Copy each line of the data below with the word "пользуется".

(Data items)
·····
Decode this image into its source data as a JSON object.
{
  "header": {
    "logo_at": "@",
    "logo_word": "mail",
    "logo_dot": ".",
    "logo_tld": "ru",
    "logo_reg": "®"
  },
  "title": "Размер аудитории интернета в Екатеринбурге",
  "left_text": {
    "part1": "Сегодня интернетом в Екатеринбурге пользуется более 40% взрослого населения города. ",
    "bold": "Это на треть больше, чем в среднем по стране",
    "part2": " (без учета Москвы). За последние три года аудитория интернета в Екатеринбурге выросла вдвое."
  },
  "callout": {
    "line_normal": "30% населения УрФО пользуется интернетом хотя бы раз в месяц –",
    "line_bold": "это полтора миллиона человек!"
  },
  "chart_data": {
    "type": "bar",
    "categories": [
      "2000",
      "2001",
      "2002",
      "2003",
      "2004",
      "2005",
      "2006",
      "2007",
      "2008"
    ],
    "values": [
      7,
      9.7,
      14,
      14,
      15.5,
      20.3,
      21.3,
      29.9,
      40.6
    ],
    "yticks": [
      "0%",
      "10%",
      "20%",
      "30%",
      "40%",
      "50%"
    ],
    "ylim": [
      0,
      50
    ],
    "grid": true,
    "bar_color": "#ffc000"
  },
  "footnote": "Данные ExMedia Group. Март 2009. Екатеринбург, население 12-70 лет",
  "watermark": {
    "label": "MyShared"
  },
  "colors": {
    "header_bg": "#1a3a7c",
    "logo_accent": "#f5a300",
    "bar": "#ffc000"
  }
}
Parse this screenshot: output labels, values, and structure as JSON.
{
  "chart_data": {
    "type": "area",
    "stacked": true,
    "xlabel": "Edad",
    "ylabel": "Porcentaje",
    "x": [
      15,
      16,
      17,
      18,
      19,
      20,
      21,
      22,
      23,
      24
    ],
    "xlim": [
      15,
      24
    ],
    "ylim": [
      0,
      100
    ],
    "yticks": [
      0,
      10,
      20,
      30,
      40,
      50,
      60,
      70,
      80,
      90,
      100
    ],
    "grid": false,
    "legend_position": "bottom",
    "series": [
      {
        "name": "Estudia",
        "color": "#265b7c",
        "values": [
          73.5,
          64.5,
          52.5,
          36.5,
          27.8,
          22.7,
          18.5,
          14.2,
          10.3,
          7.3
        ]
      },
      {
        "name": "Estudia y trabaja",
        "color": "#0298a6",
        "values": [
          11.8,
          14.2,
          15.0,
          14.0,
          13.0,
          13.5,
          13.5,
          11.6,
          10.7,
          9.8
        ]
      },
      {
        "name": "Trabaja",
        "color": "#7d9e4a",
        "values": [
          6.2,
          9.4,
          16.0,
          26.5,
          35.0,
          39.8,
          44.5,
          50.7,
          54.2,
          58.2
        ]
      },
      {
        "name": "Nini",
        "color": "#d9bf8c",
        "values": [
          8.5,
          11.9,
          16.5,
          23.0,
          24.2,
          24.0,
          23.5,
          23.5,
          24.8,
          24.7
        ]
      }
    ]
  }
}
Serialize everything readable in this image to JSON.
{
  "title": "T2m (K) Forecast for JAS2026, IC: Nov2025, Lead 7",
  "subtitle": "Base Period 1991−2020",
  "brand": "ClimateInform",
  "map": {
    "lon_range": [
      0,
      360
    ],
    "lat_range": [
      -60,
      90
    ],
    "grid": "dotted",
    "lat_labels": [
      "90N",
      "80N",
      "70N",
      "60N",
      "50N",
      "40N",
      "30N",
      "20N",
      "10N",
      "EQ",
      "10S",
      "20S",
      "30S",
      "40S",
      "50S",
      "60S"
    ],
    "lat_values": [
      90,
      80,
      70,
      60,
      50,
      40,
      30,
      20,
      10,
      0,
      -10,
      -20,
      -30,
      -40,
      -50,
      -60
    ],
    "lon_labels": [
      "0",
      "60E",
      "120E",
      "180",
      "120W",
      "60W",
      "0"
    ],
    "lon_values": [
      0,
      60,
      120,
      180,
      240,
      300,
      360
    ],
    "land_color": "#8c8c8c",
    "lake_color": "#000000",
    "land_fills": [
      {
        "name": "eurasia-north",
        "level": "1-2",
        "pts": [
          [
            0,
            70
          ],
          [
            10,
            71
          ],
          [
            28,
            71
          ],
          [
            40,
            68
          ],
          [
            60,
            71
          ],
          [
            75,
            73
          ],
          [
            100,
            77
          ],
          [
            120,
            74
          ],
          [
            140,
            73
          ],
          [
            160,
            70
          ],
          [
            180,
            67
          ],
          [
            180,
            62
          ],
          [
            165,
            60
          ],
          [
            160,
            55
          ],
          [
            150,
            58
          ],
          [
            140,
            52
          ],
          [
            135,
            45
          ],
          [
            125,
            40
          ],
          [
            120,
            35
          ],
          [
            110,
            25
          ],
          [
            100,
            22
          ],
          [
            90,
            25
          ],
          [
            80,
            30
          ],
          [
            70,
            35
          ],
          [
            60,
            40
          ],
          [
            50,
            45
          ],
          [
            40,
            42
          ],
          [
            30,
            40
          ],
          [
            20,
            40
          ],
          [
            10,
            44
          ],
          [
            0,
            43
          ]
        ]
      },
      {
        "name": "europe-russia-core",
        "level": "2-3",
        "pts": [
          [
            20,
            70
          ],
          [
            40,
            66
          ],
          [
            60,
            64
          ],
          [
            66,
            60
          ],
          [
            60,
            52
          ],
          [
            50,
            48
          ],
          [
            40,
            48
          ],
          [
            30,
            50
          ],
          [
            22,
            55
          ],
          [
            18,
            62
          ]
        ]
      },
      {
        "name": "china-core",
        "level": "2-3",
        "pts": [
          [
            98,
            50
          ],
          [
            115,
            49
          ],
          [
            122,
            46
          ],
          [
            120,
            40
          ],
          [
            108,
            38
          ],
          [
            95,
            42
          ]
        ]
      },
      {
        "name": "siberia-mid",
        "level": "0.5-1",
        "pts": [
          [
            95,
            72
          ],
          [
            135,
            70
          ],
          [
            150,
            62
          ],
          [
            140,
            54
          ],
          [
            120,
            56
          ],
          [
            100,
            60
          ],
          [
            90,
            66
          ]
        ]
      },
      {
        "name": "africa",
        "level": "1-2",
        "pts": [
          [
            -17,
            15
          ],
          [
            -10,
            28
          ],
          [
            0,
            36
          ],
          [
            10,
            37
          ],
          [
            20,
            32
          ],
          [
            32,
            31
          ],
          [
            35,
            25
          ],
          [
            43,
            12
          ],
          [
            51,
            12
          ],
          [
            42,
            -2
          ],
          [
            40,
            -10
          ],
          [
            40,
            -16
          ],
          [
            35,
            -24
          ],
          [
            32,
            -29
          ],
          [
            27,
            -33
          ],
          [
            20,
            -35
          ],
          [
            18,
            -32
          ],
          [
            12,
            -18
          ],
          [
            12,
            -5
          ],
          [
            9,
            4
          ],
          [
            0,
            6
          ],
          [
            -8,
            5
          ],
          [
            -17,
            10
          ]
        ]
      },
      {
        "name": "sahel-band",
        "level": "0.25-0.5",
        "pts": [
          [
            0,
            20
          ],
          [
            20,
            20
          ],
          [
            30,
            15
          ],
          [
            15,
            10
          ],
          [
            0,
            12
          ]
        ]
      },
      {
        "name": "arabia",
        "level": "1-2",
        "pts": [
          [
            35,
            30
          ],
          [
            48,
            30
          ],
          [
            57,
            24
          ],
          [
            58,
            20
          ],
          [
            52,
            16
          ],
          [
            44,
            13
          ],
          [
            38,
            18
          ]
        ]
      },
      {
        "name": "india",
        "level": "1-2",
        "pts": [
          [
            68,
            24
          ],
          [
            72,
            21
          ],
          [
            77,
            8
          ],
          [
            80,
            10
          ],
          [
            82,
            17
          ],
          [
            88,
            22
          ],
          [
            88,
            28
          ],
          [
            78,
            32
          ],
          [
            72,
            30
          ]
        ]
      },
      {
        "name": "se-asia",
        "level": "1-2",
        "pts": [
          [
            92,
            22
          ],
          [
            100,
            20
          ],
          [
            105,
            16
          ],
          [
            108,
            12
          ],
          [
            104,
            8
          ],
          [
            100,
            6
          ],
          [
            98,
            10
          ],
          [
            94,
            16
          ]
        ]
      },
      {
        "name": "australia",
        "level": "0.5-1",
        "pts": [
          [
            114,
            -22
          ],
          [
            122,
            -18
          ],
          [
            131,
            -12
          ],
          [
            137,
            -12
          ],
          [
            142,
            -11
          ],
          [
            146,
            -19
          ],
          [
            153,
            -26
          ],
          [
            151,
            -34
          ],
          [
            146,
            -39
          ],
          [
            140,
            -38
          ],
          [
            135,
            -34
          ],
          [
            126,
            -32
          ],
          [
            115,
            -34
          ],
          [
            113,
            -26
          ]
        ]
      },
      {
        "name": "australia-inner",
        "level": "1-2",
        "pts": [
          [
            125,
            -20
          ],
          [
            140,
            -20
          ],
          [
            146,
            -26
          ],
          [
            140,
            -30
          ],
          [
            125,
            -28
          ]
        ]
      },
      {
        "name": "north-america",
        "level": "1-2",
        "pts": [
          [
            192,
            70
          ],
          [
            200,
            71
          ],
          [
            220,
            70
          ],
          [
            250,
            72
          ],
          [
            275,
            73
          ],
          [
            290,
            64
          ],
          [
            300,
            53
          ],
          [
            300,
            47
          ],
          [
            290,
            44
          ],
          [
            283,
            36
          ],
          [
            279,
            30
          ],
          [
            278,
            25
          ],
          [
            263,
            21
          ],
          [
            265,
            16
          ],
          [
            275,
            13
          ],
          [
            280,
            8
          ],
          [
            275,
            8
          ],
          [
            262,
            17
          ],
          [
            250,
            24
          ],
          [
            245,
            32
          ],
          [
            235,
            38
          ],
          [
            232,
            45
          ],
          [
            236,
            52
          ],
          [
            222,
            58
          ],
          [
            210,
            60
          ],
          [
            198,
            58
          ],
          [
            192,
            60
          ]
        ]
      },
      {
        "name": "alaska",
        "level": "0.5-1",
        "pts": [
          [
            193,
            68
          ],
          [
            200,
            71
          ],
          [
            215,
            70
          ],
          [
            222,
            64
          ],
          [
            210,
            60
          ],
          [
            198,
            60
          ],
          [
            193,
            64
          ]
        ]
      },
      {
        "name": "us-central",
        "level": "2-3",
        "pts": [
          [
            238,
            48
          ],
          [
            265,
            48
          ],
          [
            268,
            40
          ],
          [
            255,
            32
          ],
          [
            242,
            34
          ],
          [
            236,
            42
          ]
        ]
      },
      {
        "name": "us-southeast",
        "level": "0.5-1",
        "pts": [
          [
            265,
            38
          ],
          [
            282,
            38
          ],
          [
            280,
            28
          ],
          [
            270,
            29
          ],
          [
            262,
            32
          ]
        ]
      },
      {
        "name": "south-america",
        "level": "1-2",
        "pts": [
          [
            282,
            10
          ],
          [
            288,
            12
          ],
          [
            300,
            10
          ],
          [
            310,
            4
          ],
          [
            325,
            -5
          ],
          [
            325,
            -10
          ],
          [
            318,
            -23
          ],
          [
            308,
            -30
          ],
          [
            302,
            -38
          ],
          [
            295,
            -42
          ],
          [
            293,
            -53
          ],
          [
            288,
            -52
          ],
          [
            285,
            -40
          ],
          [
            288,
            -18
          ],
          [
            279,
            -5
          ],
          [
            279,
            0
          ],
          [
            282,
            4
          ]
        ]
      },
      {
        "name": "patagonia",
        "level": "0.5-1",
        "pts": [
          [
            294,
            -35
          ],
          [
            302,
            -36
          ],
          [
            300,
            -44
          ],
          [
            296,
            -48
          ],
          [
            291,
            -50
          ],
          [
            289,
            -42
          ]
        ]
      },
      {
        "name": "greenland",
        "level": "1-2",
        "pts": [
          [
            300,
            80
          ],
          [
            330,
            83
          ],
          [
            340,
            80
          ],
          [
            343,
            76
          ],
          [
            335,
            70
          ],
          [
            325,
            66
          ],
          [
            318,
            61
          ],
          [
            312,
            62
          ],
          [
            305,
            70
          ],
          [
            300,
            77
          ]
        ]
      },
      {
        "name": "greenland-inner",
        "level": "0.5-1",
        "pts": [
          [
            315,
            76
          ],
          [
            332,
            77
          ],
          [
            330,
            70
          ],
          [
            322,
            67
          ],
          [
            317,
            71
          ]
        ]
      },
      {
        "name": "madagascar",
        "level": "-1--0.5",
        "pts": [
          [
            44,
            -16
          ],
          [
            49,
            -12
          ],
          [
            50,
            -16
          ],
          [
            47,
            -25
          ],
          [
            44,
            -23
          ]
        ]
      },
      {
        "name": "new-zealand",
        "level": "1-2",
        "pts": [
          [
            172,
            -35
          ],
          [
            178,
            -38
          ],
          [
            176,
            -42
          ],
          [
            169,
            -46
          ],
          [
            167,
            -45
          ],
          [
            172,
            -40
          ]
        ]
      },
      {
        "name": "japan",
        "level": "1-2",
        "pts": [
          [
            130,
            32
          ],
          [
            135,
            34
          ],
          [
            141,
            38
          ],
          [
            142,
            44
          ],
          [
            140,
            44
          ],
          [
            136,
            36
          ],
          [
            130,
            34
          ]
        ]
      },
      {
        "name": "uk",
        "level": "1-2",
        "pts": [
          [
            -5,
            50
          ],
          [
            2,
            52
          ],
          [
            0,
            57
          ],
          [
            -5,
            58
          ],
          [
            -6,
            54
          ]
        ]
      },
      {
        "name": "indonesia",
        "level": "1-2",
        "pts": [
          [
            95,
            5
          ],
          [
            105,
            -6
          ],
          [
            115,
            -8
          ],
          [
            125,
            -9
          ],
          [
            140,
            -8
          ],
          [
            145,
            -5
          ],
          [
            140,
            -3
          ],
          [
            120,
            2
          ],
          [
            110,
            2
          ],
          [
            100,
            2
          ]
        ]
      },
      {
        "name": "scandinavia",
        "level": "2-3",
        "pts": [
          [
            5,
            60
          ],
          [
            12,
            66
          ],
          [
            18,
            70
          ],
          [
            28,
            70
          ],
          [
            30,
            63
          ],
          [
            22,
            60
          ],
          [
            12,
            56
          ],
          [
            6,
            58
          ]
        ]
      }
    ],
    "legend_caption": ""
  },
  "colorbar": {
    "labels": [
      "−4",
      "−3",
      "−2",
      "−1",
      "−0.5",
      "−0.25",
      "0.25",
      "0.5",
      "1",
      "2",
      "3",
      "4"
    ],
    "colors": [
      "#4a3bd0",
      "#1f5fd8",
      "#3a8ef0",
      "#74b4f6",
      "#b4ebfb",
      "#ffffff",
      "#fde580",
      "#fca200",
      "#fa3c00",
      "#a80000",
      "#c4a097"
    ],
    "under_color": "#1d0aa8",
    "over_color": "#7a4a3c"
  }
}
·····
[Response to the task]:
    "part1": "Сегодня интернетом в Екатеринбурге пользуется более 40% взрослого населения города. ",
    "line_normal": "30% населения УрФО пользуется интернетом хотя бы раз в месяц –",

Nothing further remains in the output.